* _Task requirements_
Render the listing below as a Markdown table with columns "Row" and "Line", covering the part from its opening line through the line containing "price-tick-23: 328,5 xyxy=(1280,320,1305,331)", both included, and skipping blank lines.

Excerpts from a layout annotation set:
:::

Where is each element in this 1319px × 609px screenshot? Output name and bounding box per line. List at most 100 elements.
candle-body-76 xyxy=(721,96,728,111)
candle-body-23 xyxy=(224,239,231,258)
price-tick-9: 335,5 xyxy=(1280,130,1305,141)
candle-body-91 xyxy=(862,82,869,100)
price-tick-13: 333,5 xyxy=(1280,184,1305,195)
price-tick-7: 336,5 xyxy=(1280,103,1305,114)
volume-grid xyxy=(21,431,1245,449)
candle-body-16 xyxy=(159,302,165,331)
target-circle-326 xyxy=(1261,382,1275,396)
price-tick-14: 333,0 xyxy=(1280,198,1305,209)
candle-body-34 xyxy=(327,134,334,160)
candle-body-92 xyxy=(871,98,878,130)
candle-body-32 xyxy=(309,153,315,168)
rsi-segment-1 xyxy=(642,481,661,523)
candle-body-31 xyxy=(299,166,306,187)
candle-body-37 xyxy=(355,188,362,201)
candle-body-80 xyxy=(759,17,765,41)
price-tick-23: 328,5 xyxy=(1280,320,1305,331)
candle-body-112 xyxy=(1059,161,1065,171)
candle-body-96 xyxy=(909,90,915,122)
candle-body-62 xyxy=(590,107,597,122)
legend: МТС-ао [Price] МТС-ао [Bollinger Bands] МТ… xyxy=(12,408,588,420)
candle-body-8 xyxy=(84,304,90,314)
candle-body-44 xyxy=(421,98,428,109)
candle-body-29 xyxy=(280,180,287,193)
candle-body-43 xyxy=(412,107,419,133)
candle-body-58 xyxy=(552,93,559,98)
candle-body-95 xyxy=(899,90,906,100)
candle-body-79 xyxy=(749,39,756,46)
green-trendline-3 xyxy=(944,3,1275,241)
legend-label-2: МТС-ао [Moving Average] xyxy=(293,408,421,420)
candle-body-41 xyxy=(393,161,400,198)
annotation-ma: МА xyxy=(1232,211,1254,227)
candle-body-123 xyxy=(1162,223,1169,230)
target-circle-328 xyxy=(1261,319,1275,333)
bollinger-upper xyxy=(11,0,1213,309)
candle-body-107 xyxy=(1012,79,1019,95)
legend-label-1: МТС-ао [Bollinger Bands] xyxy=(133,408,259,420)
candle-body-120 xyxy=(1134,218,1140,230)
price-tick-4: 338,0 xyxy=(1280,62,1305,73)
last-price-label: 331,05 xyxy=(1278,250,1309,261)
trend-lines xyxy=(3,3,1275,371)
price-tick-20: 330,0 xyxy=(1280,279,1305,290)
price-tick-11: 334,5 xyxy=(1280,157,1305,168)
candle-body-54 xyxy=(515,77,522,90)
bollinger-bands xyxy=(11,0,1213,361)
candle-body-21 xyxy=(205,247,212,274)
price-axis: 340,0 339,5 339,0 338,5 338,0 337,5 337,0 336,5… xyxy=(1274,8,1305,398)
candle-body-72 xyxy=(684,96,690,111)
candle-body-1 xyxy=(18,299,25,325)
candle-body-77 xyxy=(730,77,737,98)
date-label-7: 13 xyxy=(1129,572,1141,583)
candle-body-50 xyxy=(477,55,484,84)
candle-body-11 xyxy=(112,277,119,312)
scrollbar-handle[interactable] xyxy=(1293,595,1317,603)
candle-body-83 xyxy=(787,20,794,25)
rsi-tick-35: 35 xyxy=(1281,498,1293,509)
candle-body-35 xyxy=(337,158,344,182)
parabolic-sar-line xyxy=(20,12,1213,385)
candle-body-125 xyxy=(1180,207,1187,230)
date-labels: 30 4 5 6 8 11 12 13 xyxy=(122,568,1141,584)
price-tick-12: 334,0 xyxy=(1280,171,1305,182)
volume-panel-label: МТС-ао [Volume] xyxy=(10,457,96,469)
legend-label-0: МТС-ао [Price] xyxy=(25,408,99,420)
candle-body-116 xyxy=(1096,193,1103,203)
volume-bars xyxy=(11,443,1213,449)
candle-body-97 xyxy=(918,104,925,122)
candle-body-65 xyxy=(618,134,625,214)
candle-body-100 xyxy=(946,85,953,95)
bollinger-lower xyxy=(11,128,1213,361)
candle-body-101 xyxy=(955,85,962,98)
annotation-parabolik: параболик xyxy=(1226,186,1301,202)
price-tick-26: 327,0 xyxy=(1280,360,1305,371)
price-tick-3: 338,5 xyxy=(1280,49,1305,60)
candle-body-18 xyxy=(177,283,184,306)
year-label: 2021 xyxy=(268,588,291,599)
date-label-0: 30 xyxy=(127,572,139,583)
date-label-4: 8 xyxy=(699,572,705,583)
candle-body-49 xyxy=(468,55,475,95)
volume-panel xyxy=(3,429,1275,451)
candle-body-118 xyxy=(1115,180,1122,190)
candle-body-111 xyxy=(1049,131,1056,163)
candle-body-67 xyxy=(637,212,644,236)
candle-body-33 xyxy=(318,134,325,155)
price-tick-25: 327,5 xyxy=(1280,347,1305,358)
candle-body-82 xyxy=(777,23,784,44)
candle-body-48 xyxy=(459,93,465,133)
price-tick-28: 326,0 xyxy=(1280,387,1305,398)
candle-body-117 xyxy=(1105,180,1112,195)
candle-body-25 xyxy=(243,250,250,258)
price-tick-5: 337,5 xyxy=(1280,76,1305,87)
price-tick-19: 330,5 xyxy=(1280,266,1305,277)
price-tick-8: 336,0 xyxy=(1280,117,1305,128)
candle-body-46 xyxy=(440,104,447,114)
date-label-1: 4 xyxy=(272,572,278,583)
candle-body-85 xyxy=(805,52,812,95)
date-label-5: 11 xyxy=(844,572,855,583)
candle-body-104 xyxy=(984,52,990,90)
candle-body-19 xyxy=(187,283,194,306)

:::

* _Solution_
| Row | Line |
|---|---|
| 1 | Where is each element in this 1319px × 609px screenshot? Output name and bounding box per line. List at most 100 elements. |
| 2 | candle-body-76 xyxy=(721,96,728,111) |
| 3 | candle-body-23 xyxy=(224,239,231,258) |
| 4 | price-tick-9: 335,5 xyxy=(1280,130,1305,141) |
| 5 | candle-body-91 xyxy=(862,82,869,100) |
| 6 | price-tick-13: 333,5 xyxy=(1280,184,1305,195) |
| 7 | price-tick-7: 336,5 xyxy=(1280,103,1305,114) |
| 8 | volume-grid xyxy=(21,431,1245,449) |
| 9 | candle-body-16 xyxy=(159,302,165,331) |
| 10 | target-circle-326 xyxy=(1261,382,1275,396) |
| 11 | price-tick-14: 333,0 xyxy=(1280,198,1305,209) |
| 12 | candle-body-34 xyxy=(327,134,334,160) |
| 13 | candle-body-92 xyxy=(871,98,878,130) |
| 14 | candle-body-32 xyxy=(309,153,315,168) |
| 15 | rsi-segment-1 xyxy=(642,481,661,523) |
| 16 | candle-body-31 xyxy=(299,166,306,187) |
| 17 | candle-body-37 xyxy=(355,188,362,201) |
| 18 | candle-body-80 xyxy=(759,17,765,41) |
| 19 | price-tick-23: 328,5 xyxy=(1280,320,1305,331) |